--- BEGIN Given passage ---
# Crystal Shield (perk)/Proof of the simplification

Regarding Crystal Shield

We start from the main equation:

$r_{avg}={\frac {\sum \limits _{n=0}^{\infty }\left(1-p\right)^{n}p\left[\sum \limits _{i=1}^{n}d_{i,n}^{(0)}+\sum \limits _{i=1}^{\left\lceil {\frac {t_{abs}}{t_{AS}}}\right\rceil }\left(d_{i,n}^{(1)}-\left\lfloor {.05\times R\times d_{i,n}^{(1)}}\right\rfloor \right)+\sum \limits _{i=1}^{\left\lceil {\frac {t_{cd}-t_{abs}}{t_{AS}}}\right\rceil }d_{i,n}^{(2)}\right]}{\sum \limits _{n=0}^{\infty }\left(1-p\right)^{n}p\left[\sum \limits _{i=1}^{n}d_{i,n}^{(0)}+\sum \limits _{i=1}^{\left\lceil {\frac {t_{abs}}{t_{AS}}}\right\rceil }d_{i,n}^{(1)}+\sum \limits _{i=1}^{\left\lceil {\frac {t_{cd}-t_{abs}}{t_{AS}}}\right\rceil }d_{i,n}^{(2)}\right]}}$ The second summation within the brackets in the numerator can be split up.

$r_{avg}={\frac {\sum \limits _{n=0}^{\infty }\left(1-p\right)^{n}p\left[\sum \limits _{i=1}^{n}d_{i,n}^{(0)}+\sum \limits _{i=1}^{\left\lceil {\frac {t_{abs}}{t_{AS}}}\right\rceil }d_{i,n}^{(1)}-\sum \limits _{i=1}^{\left\lceil {\frac {t_{abs}}{t_{AS}}}\right\rceil }\left\lfloor {.05\times R\times d_{i,n}^{(1)}}\right\rfloor +\sum \limits _{i=1}^{\left\lceil {\frac {t_{cd}-t_{abs}}{t_{AS}}}\right\rceil }d_{i,n}^{(2)}\right]}{\sum \limits _{n=0}^{\infty }\left(1-p\right)^{n}p\left[\sum \limits _{i=1}^{n}d_{i,n}^{(0)}+\sum \limits _{i=1}^{\left\lceil {\frac {t_{abs}}{t_{AS}}}\right\rceil }d_{i,n}^{(1)}+\sum \limits _{i=1}^{\left\lceil {\frac {t_{cd}-t_{abs}}{t_{AS}}}\right\rceil }d_{i,n}^{(2)}\right]}}$ Split up the damage reduction component.
--- END Given passage ---
--- BEGIN Data extract ---
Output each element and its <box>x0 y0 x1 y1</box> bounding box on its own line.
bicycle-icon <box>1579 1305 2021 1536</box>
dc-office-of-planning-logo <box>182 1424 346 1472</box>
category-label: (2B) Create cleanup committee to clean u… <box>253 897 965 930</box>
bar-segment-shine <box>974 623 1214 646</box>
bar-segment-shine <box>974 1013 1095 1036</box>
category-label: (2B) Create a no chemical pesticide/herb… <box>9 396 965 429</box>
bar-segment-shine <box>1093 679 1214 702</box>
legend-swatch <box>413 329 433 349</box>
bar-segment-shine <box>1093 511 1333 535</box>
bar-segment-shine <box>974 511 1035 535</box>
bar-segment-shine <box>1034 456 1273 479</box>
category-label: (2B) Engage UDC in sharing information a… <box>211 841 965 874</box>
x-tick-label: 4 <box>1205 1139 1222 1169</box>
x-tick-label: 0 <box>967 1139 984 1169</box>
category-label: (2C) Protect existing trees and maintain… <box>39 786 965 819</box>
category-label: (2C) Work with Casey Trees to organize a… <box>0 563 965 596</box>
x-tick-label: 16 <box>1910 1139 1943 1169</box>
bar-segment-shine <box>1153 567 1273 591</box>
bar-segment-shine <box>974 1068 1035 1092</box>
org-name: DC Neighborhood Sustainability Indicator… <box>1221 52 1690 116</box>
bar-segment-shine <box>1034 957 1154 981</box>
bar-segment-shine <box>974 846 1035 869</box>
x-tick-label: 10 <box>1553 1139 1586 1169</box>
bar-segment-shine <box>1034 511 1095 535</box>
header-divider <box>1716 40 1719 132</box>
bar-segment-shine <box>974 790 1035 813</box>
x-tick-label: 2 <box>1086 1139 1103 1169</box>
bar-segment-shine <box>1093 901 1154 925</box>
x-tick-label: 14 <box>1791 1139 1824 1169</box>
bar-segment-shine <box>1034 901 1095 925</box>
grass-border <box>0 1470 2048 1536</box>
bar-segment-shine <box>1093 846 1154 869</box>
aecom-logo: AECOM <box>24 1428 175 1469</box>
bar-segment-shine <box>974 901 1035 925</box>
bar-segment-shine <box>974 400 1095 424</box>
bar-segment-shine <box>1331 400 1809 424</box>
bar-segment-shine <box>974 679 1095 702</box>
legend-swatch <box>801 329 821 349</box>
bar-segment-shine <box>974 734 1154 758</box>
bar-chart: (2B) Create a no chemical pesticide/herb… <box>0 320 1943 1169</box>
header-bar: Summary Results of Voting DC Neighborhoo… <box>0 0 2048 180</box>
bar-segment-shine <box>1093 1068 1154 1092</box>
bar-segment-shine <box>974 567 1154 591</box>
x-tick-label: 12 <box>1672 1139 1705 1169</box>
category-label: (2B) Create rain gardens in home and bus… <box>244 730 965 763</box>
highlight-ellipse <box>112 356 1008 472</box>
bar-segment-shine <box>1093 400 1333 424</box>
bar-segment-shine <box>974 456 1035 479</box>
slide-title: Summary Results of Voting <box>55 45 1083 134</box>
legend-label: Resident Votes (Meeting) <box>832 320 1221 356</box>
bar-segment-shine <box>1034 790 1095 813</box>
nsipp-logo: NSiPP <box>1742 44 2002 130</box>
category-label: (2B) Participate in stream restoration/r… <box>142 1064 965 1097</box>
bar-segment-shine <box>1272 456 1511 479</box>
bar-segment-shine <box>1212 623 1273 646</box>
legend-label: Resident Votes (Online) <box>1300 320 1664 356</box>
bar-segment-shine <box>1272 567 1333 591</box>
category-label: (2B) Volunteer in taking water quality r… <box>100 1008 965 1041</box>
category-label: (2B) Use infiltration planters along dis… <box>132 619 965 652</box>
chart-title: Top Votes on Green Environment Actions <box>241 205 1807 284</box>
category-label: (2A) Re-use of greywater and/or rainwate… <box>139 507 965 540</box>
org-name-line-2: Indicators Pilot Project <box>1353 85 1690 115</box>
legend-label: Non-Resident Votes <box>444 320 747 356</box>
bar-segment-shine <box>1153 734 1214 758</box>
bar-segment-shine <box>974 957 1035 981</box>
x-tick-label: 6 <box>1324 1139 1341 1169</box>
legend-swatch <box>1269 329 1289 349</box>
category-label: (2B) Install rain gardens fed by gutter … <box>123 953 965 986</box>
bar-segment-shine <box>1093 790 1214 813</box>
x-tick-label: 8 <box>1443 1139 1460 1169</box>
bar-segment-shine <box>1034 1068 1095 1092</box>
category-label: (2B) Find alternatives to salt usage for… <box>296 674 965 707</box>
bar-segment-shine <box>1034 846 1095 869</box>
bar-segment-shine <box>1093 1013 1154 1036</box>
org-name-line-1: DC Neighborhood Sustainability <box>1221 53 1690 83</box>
--- END Data extract ---
• _Task set_
a – In the Crystal Shield proof, which summation does the text say can be split up?
b – Carry the Crystal Shield proof forward, starting right after its final sentence.

• _Responses_
a – The second summation within the brackets in the numerator.

b –
$r_{avg}={\frac {\sum \limits _{n=0}^{\infty }\left(1-p\right)^{n}p\left[\sum \limits _{i=1}^{n}d_{i,n}^{(0)}+\sum \limits _{i=1}^{\left\lceil {\frac {t_{abs}}{t_{AS}}}\right\rceil }d_{i,n}^{(1)}+\sum \limits _{i=1}^{\left\lceil {\frac {t_{cd}-t_{abs}}{t_{AS}}}\right\rceil }d_{i,n}^{(2)}\right]-\sum \limits _{n=0}^{\infty }\left(1-p\right)^{n}p\left[\sum \limits _{i=1}^{\left\lceil {\frac {t_{abs}}{t_{AS}}}\right\rceil }\left\lfloor {.05\times R\times d_{i,n}^{(1)}}\right\rfloor \right]}{\sum \limits _{n=0}^{\infty }\left(1-p\right)^{n}p\left[\sum \limits _{i=1}^{n}d_{i,n}^{(0)}+\sum \limits _{i=1}^{\left\lceil {\frac {t_{abs}}{t_{AS}}}\right\rceil }d_{i,n}^{(1)}+\sum \limits _{i=1}^{\left\lceil {\frac {t_{cd}-t_{abs}}{t_{AS}}}\right\rceil }d_{i,n}^{(2)}\right]}}$ The first term of the numerator is equal to the denominator.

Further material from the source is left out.